How many lines in this data contain the string "title"? Reply with the number only.

▸ RECORDS SUPPLIED
----------------------------------------

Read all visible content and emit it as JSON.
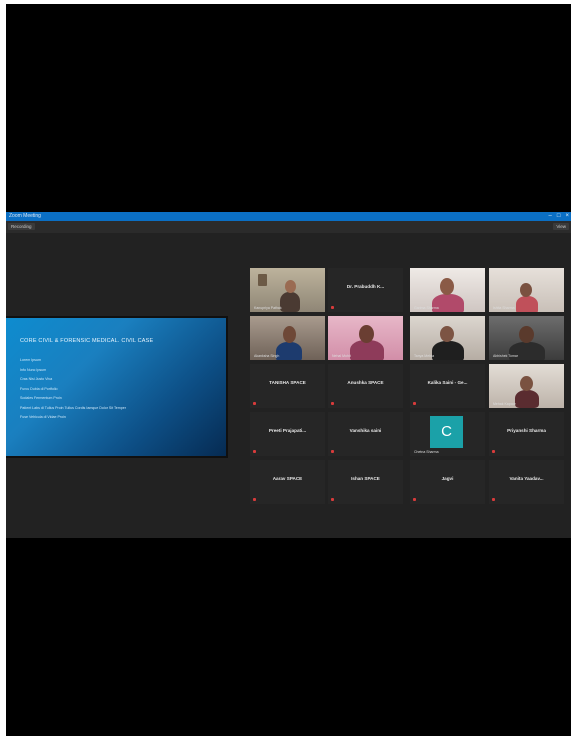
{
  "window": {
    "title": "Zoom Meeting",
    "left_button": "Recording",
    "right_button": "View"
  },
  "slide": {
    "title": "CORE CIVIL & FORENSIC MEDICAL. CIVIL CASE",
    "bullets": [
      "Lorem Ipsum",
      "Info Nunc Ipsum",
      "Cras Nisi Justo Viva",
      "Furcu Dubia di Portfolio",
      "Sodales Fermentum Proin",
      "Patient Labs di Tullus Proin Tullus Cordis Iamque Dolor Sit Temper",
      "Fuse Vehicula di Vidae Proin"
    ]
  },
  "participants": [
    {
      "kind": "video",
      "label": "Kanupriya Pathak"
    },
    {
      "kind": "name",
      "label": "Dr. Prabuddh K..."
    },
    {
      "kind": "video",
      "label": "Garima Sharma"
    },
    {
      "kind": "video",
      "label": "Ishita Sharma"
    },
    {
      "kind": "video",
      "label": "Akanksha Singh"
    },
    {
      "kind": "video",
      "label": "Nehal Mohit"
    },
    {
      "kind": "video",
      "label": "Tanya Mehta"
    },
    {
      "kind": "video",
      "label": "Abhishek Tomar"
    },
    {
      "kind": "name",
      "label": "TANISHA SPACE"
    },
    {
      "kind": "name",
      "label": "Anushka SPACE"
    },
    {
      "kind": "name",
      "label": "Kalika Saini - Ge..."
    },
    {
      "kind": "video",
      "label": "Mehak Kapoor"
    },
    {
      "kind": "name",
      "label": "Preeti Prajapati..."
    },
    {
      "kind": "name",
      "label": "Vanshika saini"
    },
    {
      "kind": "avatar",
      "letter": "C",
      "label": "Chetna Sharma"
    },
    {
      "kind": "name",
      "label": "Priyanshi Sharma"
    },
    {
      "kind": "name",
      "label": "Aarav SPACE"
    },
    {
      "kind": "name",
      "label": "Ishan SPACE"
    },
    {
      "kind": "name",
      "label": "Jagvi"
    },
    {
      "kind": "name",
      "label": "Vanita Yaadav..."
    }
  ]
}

----------------------------------------

▸ TASK RESULT
2